Written task
Below are the records; collect from them each line containing the string "annotation".

Source records
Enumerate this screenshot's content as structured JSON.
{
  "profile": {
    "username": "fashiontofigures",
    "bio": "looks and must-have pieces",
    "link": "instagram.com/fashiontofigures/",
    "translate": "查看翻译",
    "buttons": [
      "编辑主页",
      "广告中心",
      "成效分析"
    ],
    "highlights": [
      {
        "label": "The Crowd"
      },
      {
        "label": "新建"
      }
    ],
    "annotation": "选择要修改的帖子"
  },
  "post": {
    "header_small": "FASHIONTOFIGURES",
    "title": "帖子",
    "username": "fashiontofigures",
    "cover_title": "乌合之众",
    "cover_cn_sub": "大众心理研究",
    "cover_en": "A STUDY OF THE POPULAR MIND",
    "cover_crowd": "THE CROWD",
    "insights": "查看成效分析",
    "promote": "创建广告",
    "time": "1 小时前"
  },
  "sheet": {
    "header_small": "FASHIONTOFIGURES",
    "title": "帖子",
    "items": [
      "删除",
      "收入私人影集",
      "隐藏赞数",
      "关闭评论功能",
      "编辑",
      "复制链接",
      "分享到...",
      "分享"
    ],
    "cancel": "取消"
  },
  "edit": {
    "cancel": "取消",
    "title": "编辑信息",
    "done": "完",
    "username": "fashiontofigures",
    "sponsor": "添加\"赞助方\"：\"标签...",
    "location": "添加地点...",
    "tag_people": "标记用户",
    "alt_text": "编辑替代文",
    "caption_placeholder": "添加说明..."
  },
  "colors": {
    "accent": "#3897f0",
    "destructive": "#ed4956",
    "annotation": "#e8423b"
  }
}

Finished answer
    "annotation": "选择要修改的帖子"
    "annotation": "#e8423b"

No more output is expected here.